--- Start of RECORDS FOR THE EXERCISE ---

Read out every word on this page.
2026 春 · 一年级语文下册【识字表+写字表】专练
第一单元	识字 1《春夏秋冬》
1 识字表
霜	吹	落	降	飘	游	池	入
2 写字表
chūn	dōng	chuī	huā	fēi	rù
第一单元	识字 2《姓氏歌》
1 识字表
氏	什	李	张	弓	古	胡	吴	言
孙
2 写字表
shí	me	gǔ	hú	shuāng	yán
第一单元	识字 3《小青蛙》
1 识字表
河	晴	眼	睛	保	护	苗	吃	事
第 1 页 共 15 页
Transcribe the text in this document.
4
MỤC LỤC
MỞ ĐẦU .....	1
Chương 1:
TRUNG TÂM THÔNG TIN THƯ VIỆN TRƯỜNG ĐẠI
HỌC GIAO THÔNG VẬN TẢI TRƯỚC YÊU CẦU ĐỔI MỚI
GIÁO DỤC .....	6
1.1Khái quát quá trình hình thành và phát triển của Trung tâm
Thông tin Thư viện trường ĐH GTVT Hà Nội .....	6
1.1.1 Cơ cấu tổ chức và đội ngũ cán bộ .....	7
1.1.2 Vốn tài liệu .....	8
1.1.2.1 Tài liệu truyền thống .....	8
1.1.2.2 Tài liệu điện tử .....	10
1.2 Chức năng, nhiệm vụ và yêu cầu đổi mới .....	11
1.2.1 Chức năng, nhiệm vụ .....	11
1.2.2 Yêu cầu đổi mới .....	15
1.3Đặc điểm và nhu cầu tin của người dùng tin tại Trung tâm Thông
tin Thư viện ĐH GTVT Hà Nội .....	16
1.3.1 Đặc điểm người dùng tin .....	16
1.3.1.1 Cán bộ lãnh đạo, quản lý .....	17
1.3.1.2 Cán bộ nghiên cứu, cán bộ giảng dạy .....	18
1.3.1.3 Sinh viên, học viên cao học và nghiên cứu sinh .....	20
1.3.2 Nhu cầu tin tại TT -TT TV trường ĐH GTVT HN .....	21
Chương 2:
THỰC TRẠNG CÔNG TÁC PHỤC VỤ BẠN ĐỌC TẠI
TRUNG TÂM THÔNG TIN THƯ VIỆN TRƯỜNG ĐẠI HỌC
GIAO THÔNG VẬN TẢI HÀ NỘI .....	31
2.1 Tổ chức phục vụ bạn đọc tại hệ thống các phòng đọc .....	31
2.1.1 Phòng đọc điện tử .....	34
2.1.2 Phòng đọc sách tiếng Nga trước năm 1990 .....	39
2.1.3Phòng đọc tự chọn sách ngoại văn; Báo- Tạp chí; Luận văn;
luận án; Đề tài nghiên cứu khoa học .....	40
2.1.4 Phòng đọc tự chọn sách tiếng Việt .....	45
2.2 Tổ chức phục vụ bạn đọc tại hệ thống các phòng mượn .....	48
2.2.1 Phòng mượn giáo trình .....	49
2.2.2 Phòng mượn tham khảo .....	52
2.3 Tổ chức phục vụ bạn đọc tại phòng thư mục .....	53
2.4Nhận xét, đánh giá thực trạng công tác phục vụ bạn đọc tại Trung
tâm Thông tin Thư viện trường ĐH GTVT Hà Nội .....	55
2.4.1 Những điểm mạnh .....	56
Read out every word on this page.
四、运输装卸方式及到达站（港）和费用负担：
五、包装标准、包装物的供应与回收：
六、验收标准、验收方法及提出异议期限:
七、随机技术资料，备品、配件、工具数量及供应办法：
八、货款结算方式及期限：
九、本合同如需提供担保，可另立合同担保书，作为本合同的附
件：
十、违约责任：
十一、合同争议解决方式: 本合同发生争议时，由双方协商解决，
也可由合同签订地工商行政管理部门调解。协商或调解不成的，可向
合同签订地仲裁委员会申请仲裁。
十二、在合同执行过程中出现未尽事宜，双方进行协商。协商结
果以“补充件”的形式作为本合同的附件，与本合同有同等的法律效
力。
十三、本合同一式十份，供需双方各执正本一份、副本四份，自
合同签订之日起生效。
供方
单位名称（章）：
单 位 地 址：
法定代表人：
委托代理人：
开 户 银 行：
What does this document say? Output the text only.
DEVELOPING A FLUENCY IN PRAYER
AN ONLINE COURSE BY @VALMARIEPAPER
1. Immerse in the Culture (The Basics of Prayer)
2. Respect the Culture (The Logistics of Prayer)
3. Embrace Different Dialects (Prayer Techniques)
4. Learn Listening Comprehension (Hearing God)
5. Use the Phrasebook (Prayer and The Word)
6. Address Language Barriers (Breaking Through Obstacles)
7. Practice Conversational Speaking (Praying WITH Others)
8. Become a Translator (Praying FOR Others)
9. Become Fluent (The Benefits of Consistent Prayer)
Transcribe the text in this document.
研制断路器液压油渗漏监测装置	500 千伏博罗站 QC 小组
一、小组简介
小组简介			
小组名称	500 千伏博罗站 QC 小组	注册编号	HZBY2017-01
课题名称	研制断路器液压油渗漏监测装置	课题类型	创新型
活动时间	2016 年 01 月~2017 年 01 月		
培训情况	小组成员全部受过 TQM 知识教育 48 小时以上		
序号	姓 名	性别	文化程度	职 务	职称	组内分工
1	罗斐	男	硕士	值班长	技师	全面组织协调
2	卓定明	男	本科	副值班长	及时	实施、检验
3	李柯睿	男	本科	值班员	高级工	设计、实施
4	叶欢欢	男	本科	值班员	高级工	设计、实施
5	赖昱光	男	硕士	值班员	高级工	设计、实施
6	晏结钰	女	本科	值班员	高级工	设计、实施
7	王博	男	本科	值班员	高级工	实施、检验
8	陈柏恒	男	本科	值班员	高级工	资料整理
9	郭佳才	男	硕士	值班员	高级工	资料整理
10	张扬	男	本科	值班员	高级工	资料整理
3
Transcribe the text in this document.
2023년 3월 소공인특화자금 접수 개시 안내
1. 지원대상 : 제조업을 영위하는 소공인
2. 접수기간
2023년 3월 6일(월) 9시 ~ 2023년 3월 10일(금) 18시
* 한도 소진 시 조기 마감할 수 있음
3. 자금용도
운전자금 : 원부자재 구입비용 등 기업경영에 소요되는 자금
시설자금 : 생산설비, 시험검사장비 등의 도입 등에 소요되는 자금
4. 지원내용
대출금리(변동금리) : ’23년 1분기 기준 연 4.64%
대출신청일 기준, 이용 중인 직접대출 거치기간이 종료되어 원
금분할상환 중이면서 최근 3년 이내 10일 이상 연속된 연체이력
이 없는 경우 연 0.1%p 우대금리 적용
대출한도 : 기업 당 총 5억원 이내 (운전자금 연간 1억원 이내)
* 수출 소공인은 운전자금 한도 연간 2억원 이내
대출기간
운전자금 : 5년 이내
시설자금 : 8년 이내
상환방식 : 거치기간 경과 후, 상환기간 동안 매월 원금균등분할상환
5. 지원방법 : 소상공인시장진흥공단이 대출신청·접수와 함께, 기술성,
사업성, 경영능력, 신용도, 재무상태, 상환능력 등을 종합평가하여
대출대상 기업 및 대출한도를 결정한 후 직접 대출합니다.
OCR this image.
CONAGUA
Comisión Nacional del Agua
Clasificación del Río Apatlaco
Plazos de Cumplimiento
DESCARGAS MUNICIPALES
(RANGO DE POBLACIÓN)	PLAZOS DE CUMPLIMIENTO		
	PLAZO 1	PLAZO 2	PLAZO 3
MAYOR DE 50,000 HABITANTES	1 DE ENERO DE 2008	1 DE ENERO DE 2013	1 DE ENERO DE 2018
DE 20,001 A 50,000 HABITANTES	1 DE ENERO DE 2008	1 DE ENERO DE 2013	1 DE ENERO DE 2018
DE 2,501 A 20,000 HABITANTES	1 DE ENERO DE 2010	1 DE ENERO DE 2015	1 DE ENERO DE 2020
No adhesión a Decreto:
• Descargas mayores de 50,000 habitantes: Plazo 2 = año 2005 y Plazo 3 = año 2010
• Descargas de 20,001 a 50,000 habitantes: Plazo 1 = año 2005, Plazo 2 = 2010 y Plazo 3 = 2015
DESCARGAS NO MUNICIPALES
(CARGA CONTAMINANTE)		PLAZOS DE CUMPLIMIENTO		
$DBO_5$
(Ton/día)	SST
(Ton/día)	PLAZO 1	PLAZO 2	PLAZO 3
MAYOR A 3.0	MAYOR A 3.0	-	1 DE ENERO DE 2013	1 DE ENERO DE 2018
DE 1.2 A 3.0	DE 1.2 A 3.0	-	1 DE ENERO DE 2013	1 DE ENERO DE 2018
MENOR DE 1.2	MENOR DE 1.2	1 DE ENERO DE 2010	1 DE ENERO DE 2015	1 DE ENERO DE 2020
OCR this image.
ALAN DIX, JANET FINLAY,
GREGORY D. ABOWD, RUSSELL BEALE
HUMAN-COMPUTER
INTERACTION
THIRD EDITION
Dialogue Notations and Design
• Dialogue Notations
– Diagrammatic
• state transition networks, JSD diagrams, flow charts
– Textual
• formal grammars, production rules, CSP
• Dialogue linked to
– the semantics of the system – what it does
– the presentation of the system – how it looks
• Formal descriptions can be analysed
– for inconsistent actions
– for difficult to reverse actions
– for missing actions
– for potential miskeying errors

--- End of RECORDS FOR THE EXERCISE ---

TO BE DONE.
Select from the material above each line in which the string "Praying" appears, and list those lines.

TASK RESPONSE.
7. Practice Conversational Speaking (Praying WITH Others)
8. Become a Translator (Praying FOR Others)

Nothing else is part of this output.